Text segment
** Start **
Two bits of Real Lit that I recall from the main list are when IIRC
Lumos Dei asserted that the Expecto Patronus incantation has the
symbolic meaning of I confidently await my father and is the key to
the whole Potter phenomenom which is about our fatherless culture,
and the mention of book author Elizabeth Schafer saying that Harry
misses his mom and dad but *has* them in the form of MoM and DADA.
IMHO and IIRC the list created both those suggestions with a contempt
that they did NOT deserve: part of what makes a book rich is what
readers can take out of it, even things that the author never put in
it. Not that it seems too big a reach to imagine that a new single
mother might be influenced by ideas of fatherlessness.
Ali Hewison wrote:
> Is the HP obsession new to others as well, or have you experienced
> this with other books, bands/ Star Trek etc. Is there a cure?
I was constantly obsessed with stories from books when I was a child,
and in my daydreams I inserted myself into them. I cannot remember
them all, but LOTR was one. I fell in love with a Prince of Rohan
when I was 10, and now I can't even remember his name, or anything
attractive about him except that I rode into battle with him. I was
interested in the Middle Ages, Classical Greece, and Ancient Egypt. I
was probably 12 when I fell in love with Richard Coeur de Leon, as
the more chivalric character in fiction rather than the dishonest
oafish bully of real history, and I read in biographies about his
'homosexuality' ('gay' was not yet a word) and editted my daydreams
so that I was a page *boy* he took an interest in, but I was very
ignorant and naive at that age in that era and had trouble figuring
out how two males could have sex together. (I mentioned the latter
before, for a question about how I became interested in slash.)
** End **
Stored data
** Start **
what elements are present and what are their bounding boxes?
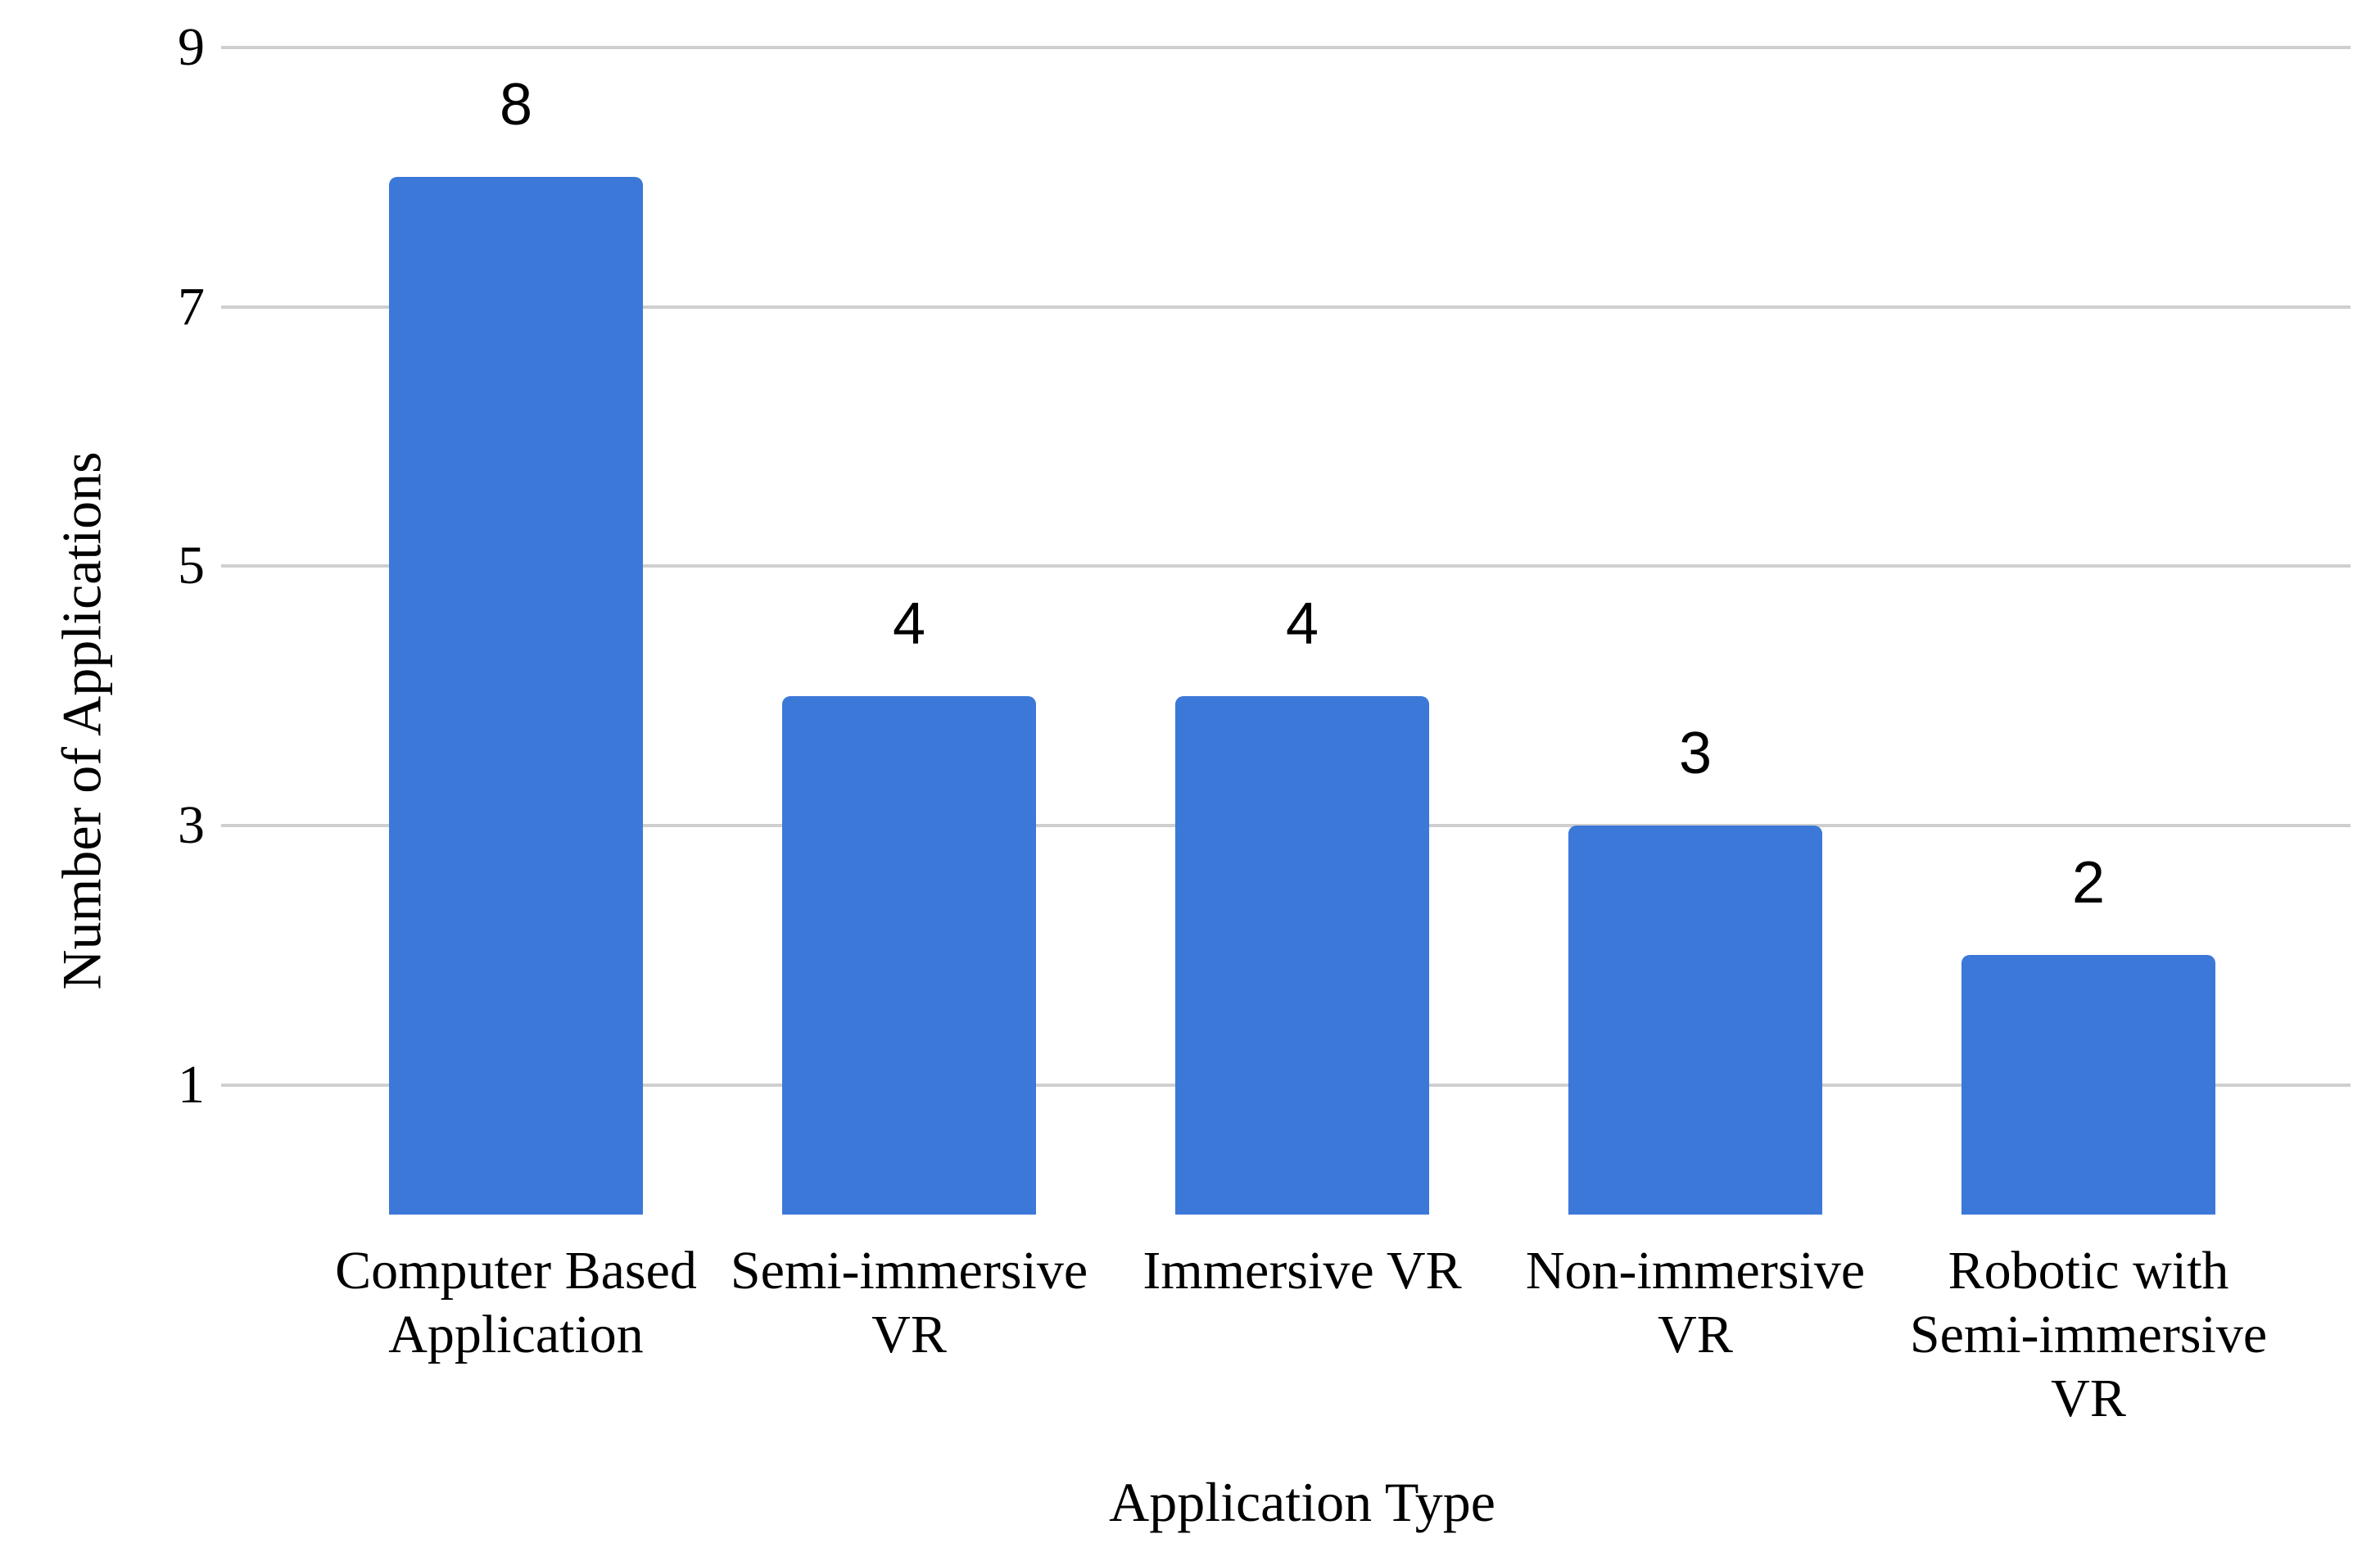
** End **
Given exercise
Write out the passage from the post about Harry Potter above, from "Two bits of" up to and including "MoM and DADA.", without changing any of its wording.

Completed task
Two bits of Real Lit that I recall from the main list are when IIRC
Lumos Dei asserted that the Expecto Patronus incantation has the
symbolic meaning of I confidently await my father and is the key to
the whole Potter phenomenom which is about our fatherless culture,
and the mention of book author Elizabeth Schafer saying that Harry
misses his mom and dad but *has* them in the form of MoM and DADA.